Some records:
_ _ _ _ _
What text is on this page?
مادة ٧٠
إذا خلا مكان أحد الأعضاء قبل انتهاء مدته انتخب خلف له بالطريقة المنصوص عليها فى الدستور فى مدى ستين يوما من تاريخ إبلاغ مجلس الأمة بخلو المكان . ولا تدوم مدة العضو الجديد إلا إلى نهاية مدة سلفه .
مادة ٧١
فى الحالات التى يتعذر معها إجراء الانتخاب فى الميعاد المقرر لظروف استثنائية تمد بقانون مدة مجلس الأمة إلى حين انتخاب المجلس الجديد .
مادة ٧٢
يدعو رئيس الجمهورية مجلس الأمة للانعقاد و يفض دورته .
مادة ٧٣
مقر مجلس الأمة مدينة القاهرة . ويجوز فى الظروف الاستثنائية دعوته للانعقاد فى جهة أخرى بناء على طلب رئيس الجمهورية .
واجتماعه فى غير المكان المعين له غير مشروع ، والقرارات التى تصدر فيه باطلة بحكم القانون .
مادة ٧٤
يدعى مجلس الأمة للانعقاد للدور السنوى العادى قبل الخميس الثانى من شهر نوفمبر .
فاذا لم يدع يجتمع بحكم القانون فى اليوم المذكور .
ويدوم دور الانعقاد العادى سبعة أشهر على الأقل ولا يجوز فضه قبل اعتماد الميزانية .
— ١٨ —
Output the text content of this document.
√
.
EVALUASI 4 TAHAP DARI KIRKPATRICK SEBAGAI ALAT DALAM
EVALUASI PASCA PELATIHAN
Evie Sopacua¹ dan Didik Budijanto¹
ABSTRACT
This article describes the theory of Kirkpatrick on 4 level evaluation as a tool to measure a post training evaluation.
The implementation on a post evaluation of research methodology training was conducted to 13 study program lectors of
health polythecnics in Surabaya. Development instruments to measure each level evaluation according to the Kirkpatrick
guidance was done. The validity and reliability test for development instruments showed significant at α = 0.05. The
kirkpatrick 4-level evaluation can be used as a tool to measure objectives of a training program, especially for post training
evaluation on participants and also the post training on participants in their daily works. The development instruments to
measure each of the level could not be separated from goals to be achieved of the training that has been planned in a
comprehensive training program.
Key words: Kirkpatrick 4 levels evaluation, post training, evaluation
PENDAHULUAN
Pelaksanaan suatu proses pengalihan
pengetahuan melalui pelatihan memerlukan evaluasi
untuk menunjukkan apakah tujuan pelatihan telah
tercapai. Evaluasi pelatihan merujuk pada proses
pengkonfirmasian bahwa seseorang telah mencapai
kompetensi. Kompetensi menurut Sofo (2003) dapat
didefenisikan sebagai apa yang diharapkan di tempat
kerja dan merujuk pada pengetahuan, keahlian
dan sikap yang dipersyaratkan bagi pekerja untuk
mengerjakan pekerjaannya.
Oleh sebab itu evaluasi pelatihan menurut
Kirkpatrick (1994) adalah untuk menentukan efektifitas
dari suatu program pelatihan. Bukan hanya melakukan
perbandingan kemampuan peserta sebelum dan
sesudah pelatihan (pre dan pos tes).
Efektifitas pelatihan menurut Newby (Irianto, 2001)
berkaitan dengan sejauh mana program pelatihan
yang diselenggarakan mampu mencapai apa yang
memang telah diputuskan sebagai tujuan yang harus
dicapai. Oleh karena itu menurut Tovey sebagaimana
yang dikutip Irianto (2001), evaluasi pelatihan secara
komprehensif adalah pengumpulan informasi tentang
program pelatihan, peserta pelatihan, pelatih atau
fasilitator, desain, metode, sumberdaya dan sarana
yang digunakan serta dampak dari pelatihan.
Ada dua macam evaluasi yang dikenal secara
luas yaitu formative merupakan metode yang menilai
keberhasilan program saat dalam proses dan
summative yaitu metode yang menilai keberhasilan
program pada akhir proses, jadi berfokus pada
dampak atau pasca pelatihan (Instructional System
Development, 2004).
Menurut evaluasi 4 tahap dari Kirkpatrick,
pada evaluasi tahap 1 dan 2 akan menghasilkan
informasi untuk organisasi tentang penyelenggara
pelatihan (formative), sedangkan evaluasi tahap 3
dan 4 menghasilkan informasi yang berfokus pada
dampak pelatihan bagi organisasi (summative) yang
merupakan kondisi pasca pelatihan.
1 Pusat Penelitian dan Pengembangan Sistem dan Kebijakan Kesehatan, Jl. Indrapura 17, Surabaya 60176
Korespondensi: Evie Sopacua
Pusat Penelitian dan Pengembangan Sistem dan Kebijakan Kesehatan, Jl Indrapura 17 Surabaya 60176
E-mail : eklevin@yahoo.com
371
_ _ _ _ _
- Short exercise -
Copy every line above that includes the string "untuk".

- Answer to the task -
untuk menunjukkan apakah tujuan pelatihan telah
dan sikap yang dipersyaratkan bagi pekerja untuk
Kirkpatrick (1994) adalah untuk menentukan efektifitas
informasi untuk organisasi tentang penyelenggara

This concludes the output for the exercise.